─── DATA FOR PROCESSING ───

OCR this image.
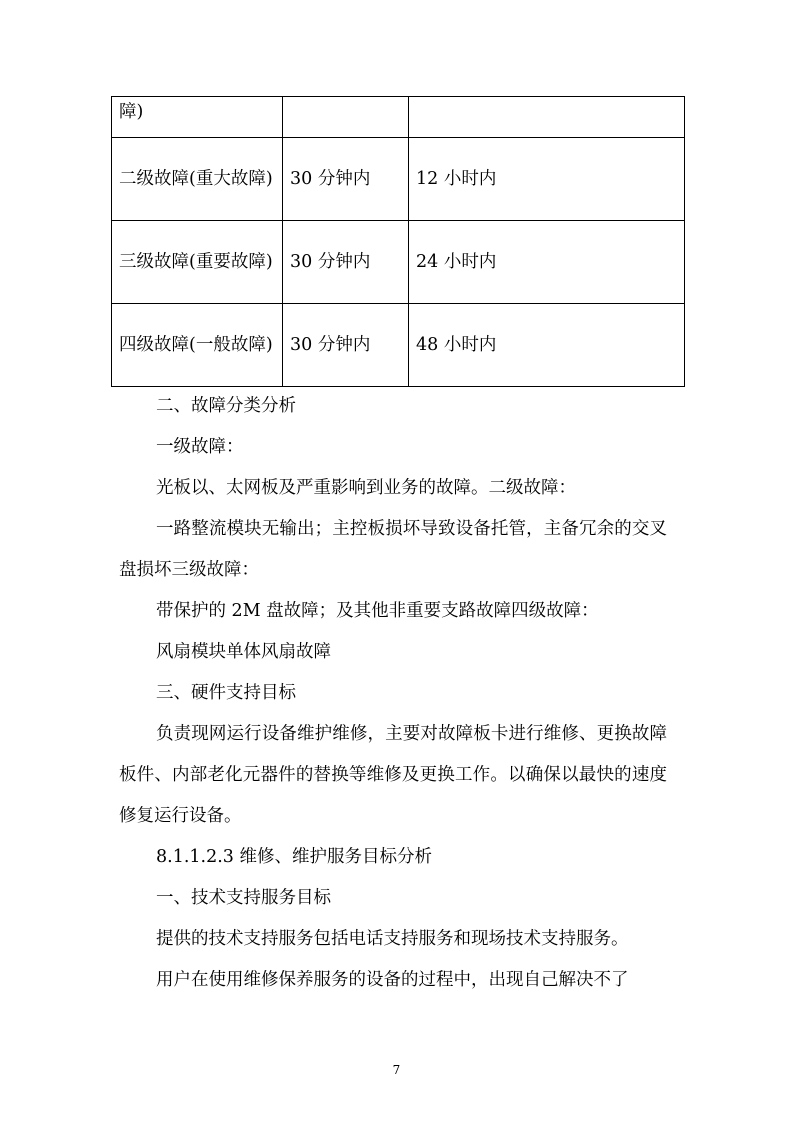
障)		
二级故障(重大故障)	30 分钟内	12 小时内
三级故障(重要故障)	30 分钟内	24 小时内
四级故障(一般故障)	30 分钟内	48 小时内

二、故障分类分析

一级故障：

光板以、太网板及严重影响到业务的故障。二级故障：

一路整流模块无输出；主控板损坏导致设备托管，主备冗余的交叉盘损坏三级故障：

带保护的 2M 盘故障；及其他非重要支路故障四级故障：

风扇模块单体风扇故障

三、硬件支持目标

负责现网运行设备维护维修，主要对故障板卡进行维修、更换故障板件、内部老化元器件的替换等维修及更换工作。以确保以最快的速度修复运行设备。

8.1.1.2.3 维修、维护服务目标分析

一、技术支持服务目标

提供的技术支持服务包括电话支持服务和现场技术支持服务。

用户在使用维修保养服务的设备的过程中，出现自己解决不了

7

───

WORK INSTRUCTIONS ::
Give back each entry exactly as it appears, with no pictures.

SOLUTION FOR THIS TASK ::
OCR this image.
障)		
二级故障(重大故障)	30 分钟内	12 小时内
三级故障(重要故障)	30 分钟内	24 小时内
四级故障(一般故障)	30 分钟内	48 小时内

二、故障分类分析

一级故障：

光板以、太网板及严重影响到业务的故障。二级故障：

一路整流模块无输出；主控板损坏导致设备托管，主备冗余的交叉盘损坏三级故障：

带保护的 2M 盘故障；及其他非重要支路故障四级故障：

风扇模块单体风扇故障

三、硬件支持目标

负责现网运行设备维护维修，主要对故障板卡进行维修、更换故障板件、内部老化元器件的替换等维修及更换工作。以确保以最快的速度修复运行设备。

8.1.1.2.3 维修、维护服务目标分析

一、技术支持服务目标

提供的技术支持服务包括电话支持服务和现场技术支持服务。

用户在使用维修保养服务的设备的过程中，出现自己解决不了

7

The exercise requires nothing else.